• [Task to carry out]: Repeat each entry exactly and drop the pictures.

• [Data for processing]:
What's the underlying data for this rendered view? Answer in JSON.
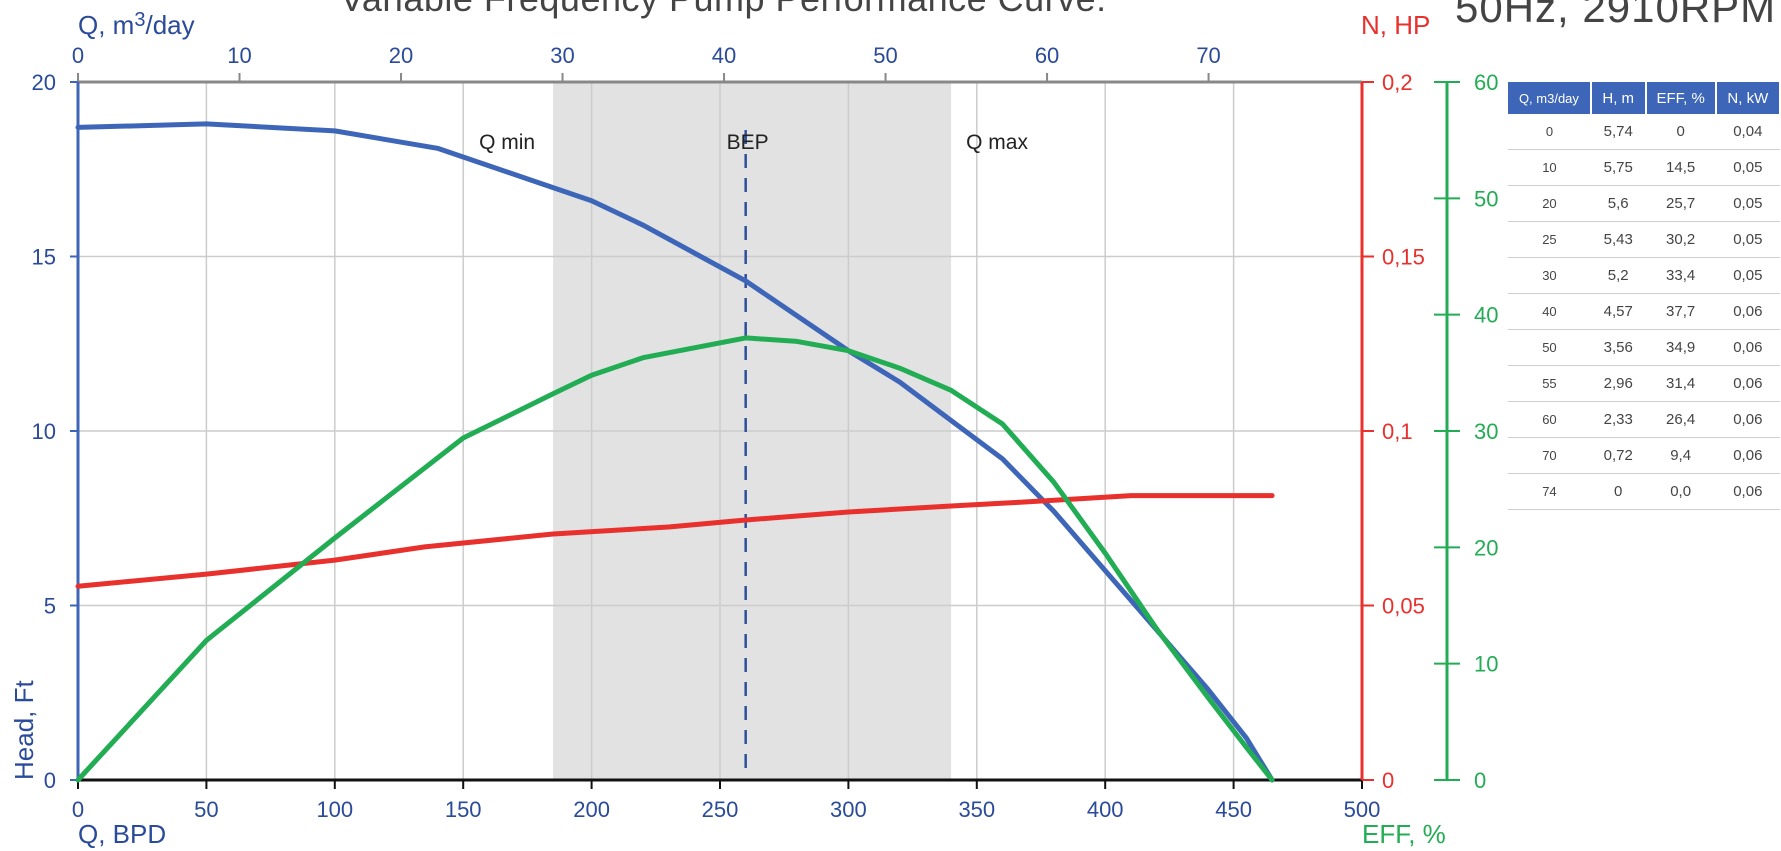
{
  "title": "Variable Frequency Pump Performance Curve:",
  "subtitle": "50Hz, 2910RPM",
  "chart_data": {
    "type": "line",
    "axes": {
      "x_bottom": {
        "label": "Q, BPD",
        "range": [
          0,
          500
        ],
        "ticks": [
          0,
          50,
          100,
          150,
          200,
          250,
          300,
          350,
          400,
          450,
          500
        ]
      },
      "x_top": {
        "label": "Q, m3/day",
        "range": [
          0,
          79.5
        ],
        "ticks": [
          0,
          10,
          20,
          30,
          40,
          50,
          60,
          70
        ]
      },
      "y_left": {
        "label": "Head, Ft",
        "range": [
          0,
          20
        ],
        "ticks": [
          0,
          5,
          10,
          15,
          20
        ]
      },
      "y_right_power": {
        "label": "N, HP",
        "range": [
          0,
          0.2
        ],
        "ticks": [
          "0",
          "0,05",
          "0,1",
          "0,15",
          "0,2"
        ]
      },
      "y_right_eff": {
        "label": "EFF, %",
        "range": [
          0,
          60
        ],
        "ticks": [
          0,
          10,
          20,
          30,
          40,
          50,
          60
        ]
      }
    },
    "operating_range": {
      "q_min": 185,
      "q_max": 340,
      "q_min_label": "Q min",
      "q_max_label": "Q max"
    },
    "bep": {
      "x": 260,
      "label": "BEP"
    },
    "series": [
      {
        "axis": "y_left",
        "color": "#3e66b8",
        "points": [
          [
            0,
            18.7
          ],
          [
            50,
            18.8
          ],
          [
            100,
            18.6
          ],
          [
            140,
            18.1
          ],
          [
            180,
            17.1
          ],
          [
            200,
            16.6
          ],
          [
            220,
            15.9
          ],
          [
            240,
            15.1
          ],
          [
            260,
            14.3
          ],
          [
            280,
            13.3
          ],
          [
            300,
            12.3
          ],
          [
            320,
            11.4
          ],
          [
            340,
            10.3
          ],
          [
            360,
            9.2
          ],
          [
            380,
            7.7
          ],
          [
            400,
            6.0
          ],
          [
            420,
            4.3
          ],
          [
            440,
            2.6
          ],
          [
            455,
            1.2
          ],
          [
            465,
            0
          ]
        ]
      },
      {
        "axis": "y_right_power",
        "color": "#e8302d",
        "points": [
          [
            0,
            0.0555
          ],
          [
            50,
            0.059
          ],
          [
            100,
            0.063
          ],
          [
            135,
            0.0668
          ],
          [
            185,
            0.0705
          ],
          [
            230,
            0.0725
          ],
          [
            260,
            0.0745
          ],
          [
            300,
            0.0768
          ],
          [
            340,
            0.0785
          ],
          [
            365,
            0.0795
          ],
          [
            390,
            0.0806
          ],
          [
            410,
            0.0815
          ],
          [
            465,
            0.0815
          ]
        ]
      },
      {
        "axis": "y_right_eff",
        "color": "#22ad55",
        "points": [
          [
            0,
            0
          ],
          [
            50,
            12
          ],
          [
            100,
            20.8
          ],
          [
            150,
            29.4
          ],
          [
            185,
            33.2
          ],
          [
            200,
            34.8
          ],
          [
            220,
            36.3
          ],
          [
            260,
            38.0
          ],
          [
            280,
            37.7
          ],
          [
            300,
            36.9
          ],
          [
            320,
            35.4
          ],
          [
            340,
            33.5
          ],
          [
            360,
            30.6
          ],
          [
            380,
            25.6
          ],
          [
            400,
            19.5
          ],
          [
            420,
            13.0
          ],
          [
            440,
            7.1
          ],
          [
            455,
            2.8
          ],
          [
            465,
            0
          ]
        ]
      }
    ]
  },
  "table": {
    "headers": [
      "Q, m3/day",
      "H, m",
      "EFF, %",
      "N, kW"
    ],
    "rows": [
      [
        "0",
        "5,74",
        "0",
        "0,04"
      ],
      [
        "10",
        "5,75",
        "14,5",
        "0,05"
      ],
      [
        "20",
        "5,6",
        "25,7",
        "0,05"
      ],
      [
        "25",
        "5,43",
        "30,2",
        "0,05"
      ],
      [
        "30",
        "5,2",
        "33,4",
        "0,05"
      ],
      [
        "40",
        "4,57",
        "37,7",
        "0,06"
      ],
      [
        "50",
        "3,56",
        "34,9",
        "0,06"
      ],
      [
        "55",
        "2,96",
        "31,4",
        "0,06"
      ],
      [
        "60",
        "2,33",
        "26,4",
        "0,06"
      ],
      [
        "70",
        "0,72",
        "9,4",
        "0,06"
      ],
      [
        "74",
        "0",
        "0,0",
        "0,06"
      ]
    ]
  },
  "colors": {
    "head": "#3e66b8",
    "power": "#e8302d",
    "efficiency": "#22ad55",
    "axis_text": "#2a4a9a",
    "range_fill": "#e2e2e2",
    "grid": "#cccccc"
  }
}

• [Expected output]:
What's the underlying data for this rendered view? Answer in JSON.
{
  "title": "Variable Frequency Pump Performance Curve:",
  "subtitle": "50Hz, 2910RPM",
  "chart_data": {
    "type": "line",
    "axes": {
      "x_bottom": {
        "label": "Q, BPD",
        "range": [
          0,
          500
        ],
        "ticks": [
          0,
          50,
          100,
          150,
          200,
          250,
          300,
          350,
          400,
          450,
          500
        ]
      },
      "x_top": {
        "label": "Q, m3/day",
        "range": [
          0,
          79.5
        ],
        "ticks": [
          0,
          10,
          20,
          30,
          40,
          50,
          60,
          70
        ]
      },
      "y_left": {
        "label": "Head, Ft",
        "range": [
          0,
          20
        ],
        "ticks": [
          0,
          5,
          10,
          15,
          20
        ]
      },
      "y_right_power": {
        "label": "N, HP",
        "range": [
          0,
          0.2
        ],
        "ticks": [
          "0",
          "0,05",
          "0,1",
          "0,15",
          "0,2"
        ]
      },
      "y_right_eff": {
        "label": "EFF, %",
        "range": [
          0,
          60
        ],
        "ticks": [
          0,
          10,
          20,
          30,
          40,
          50,
          60
        ]
      }
    },
    "operating_range": {
      "q_min": 185,
      "q_max": 340,
      "q_min_label": "Q min",
      "q_max_label": "Q max"
    },
    "bep": {
      "x": 260,
      "label": "BEP"
    },
    "series": [
      {
        "axis": "y_left",
        "color": "#3e66b8",
        "points": [
          [
            0,
            18.7
          ],
          [
            50,
            18.8
          ],
          [
            100,
            18.6
          ],
          [
            140,
            18.1
          ],
          [
            180,
            17.1
          ],
          [
            200,
            16.6
          ],
          [
            220,
            15.9
          ],
          [
            240,
            15.1
          ],
          [
            260,
            14.3
          ],
          [
            280,
            13.3
          ],
          [
            300,
            12.3
          ],
          [
            320,
            11.4
          ],
          [
            340,
            10.3
          ],
          [
            360,
            9.2
          ],
          [
            380,
            7.7
          ],
          [
            400,
            6.0
          ],
          [
            420,
            4.3
          ],
          [
            440,
            2.6
          ],
          [
            455,
            1.2
          ],
          [
            465,
            0
          ]
        ]
      },
      {
        "axis": "y_right_power",
        "color": "#e8302d",
        "points": [
          [
            0,
            0.0555
          ],
          [
            50,
            0.059
          ],
          [
            100,
            0.063
          ],
          [
            135,
            0.0668
          ],
          [
            185,
            0.0705
          ],
          [
            230,
            0.0725
          ],
          [
            260,
            0.0745
          ],
          [
            300,
            0.0768
          ],
          [
            340,
            0.0785
          ],
          [
            365,
            0.0795
          ],
          [
            390,
            0.0806
          ],
          [
            410,
            0.0815
          ],
          [
            465,
            0.0815
          ]
        ]
      },
      {
        "axis": "y_right_eff",
        "color": "#22ad55",
        "points": [
          [
            0,
            0
          ],
          [
            50,
            12
          ],
          [
            100,
            20.8
          ],
          [
            150,
            29.4
          ],
          [
            185,
            33.2
          ],
          [
            200,
            34.8
          ],
          [
            220,
            36.3
          ],
          [
            260,
            38.0
          ],
          [
            280,
            37.7
          ],
          [
            300,
            36.9
          ],
          [
            320,
            35.4
          ],
          [
            340,
            33.5
          ],
          [
            360,
            30.6
          ],
          [
            380,
            25.6
          ],
          [
            400,
            19.5
          ],
          [
            420,
            13.0
          ],
          [
            440,
            7.1
          ],
          [
            455,
            2.8
          ],
          [
            465,
            0
          ]
        ]
      }
    ]
  },
  "table": {
    "headers": [
      "Q, m3/day",
      "H, m",
      "EFF, %",
      "N, kW"
    ],
    "rows": [
      [
        "0",
        "5,74",
        "0",
        "0,04"
      ],
      [
        "10",
        "5,75",
        "14,5",
        "0,05"
      ],
      [
        "20",
        "5,6",
        "25,7",
        "0,05"
      ],
      [
        "25",
        "5,43",
        "30,2",
        "0,05"
      ],
      [
        "30",
        "5,2",
        "33,4",
        "0,05"
      ],
      [
        "40",
        "4,57",
        "37,7",
        "0,06"
      ],
      [
        "50",
        "3,56",
        "34,9",
        "0,06"
      ],
      [
        "55",
        "2,96",
        "31,4",
        "0,06"
      ],
      [
        "60",
        "2,33",
        "26,4",
        "0,06"
      ],
      [
        "70",
        "0,72",
        "9,4",
        "0,06"
      ],
      [
        "74",
        "0",
        "0,0",
        "0,06"
      ]
    ]
  },
  "colors": {
    "head": "#3e66b8",
    "power": "#e8302d",
    "efficiency": "#22ad55",
    "axis_text": "#2a4a9a",
    "range_fill": "#e2e2e2",
    "grid": "#cccccc"
  }
}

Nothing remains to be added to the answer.